* **EXERCISE**: Copy everything in the listing below word for word, apart from any images.

* **RECORDS SUPPLIED**:

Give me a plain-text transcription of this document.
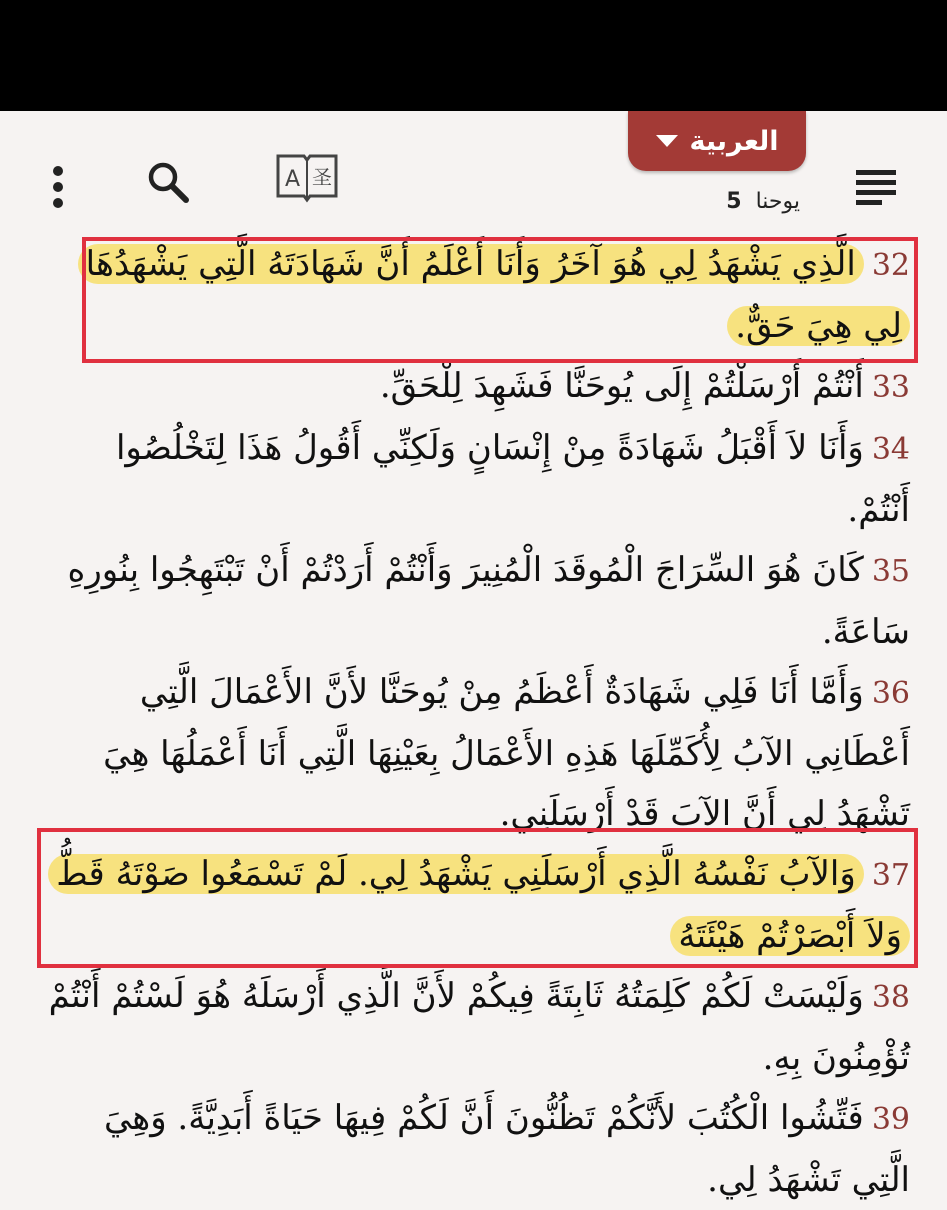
العربية
يوحنا
5
A 圣

32الَّذِي يَشْهَدُ لِي هُوَ آخَرُ وَأَنَا أَعْلَمُ أَنَّ شَهَادَتَهُ الَّتِي يَشْهَدُهَا لِي هِيَ حَقٌّ.

33أَنْتُمْ أَرْسَلْتُمْ إِلَى يُوحَنَّا فَشَهِدَ لِلْحَقِّ.

34وَأَنَا لاَ أَقْبَلُ شَهَادَةً مِنْ إِنْسَانٍ وَلَكِنِّي أَقُولُ هَذَا لِتَخْلُصُوا أَنْتُمْ.

35كَانَ هُوَ السِّرَاجَ الْمُوقَدَ الْمُنِيرَ وَأَنْتُمْ أَرَدْتُمْ أَنْ تَبْتَهِجُوا بِنُورِهِ سَاعَةً.

36وَأَمَّا أَنَا فَلِي شَهَادَةٌ أَعْظَمُ مِنْ يُوحَنَّا لأَنَّ الأَعْمَالَ الَّتِي أَعْطَانِي الآبُ لِأُكَمِّلَهَا هَذِهِ الأَعْمَالُ بِعَيْنِهَا الَّتِي أَنَا أَعْمَلُهَا هِيَ تَشْهَدُ لِي أَنَّ الآبَ قَدْ أَرْسَلَنِي.

37وَالآبُ نَفْسُهُ الَّذِي أَرْسَلَنِي يَشْهَدُ لِي. لَمْ تَسْمَعُوا صَوْتَهُ قَطُّ وَلاَ أَبْصَرْتُمْ هَيْئَتَهُ

38وَلَيْسَتْ لَكُمْ كَلِمَتُهُ ثَابِتَةً فِيكُمْ لأَنَّ الَّذِي أَرْسَلَهُ هُوَ لَسْتُمْ أَنْتُمْ تُؤْمِنُونَ بِهِ.

39فَتِّشُوا الْكُتُبَ لأَنَّكُمْ تَظُنُّونَ أَنَّ لَكُمْ فِيهَا حَيَاةً أَبَدِيَّةً. وَهِيَ الَّتِي تَشْهَدُ لِي.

* **RESULT OF THIS EXERCISE**:
Give me a plain-text transcription of this document.
العربية
يوحنا
5
A 圣

32الَّذِي يَشْهَدُ لِي هُوَ آخَرُ وَأَنَا أَعْلَمُ أَنَّ شَهَادَتَهُ الَّتِي يَشْهَدُهَا لِي هِيَ حَقٌّ.

33أَنْتُمْ أَرْسَلْتُمْ إِلَى يُوحَنَّا فَشَهِدَ لِلْحَقِّ.

34وَأَنَا لاَ أَقْبَلُ شَهَادَةً مِنْ إِنْسَانٍ وَلَكِنِّي أَقُولُ هَذَا لِتَخْلُصُوا أَنْتُمْ.

35كَانَ هُوَ السِّرَاجَ الْمُوقَدَ الْمُنِيرَ وَأَنْتُمْ أَرَدْتُمْ أَنْ تَبْتَهِجُوا بِنُورِهِ سَاعَةً.

36وَأَمَّا أَنَا فَلِي شَهَادَةٌ أَعْظَمُ مِنْ يُوحَنَّا لأَنَّ الأَعْمَالَ الَّتِي أَعْطَانِي الآبُ لِأُكَمِّلَهَا هَذِهِ الأَعْمَالُ بِعَيْنِهَا الَّتِي أَنَا أَعْمَلُهَا هِيَ تَشْهَدُ لِي أَنَّ الآبَ قَدْ أَرْسَلَنِي.

37وَالآبُ نَفْسُهُ الَّذِي أَرْسَلَنِي يَشْهَدُ لِي. لَمْ تَسْمَعُوا صَوْتَهُ قَطُّ وَلاَ أَبْصَرْتُمْ هَيْئَتَهُ

38وَلَيْسَتْ لَكُمْ كَلِمَتُهُ ثَابِتَةً فِيكُمْ لأَنَّ الَّذِي أَرْسَلَهُ هُوَ لَسْتُمْ أَنْتُمْ تُؤْمِنُونَ بِهِ.

39فَتِّشُوا الْكُتُبَ لأَنَّكُمْ تَظُنُّونَ أَنَّ لَكُمْ فِيهَا حَيَاةً أَبَدِيَّةً. وَهِيَ الَّتِي تَشْهَدُ لِي.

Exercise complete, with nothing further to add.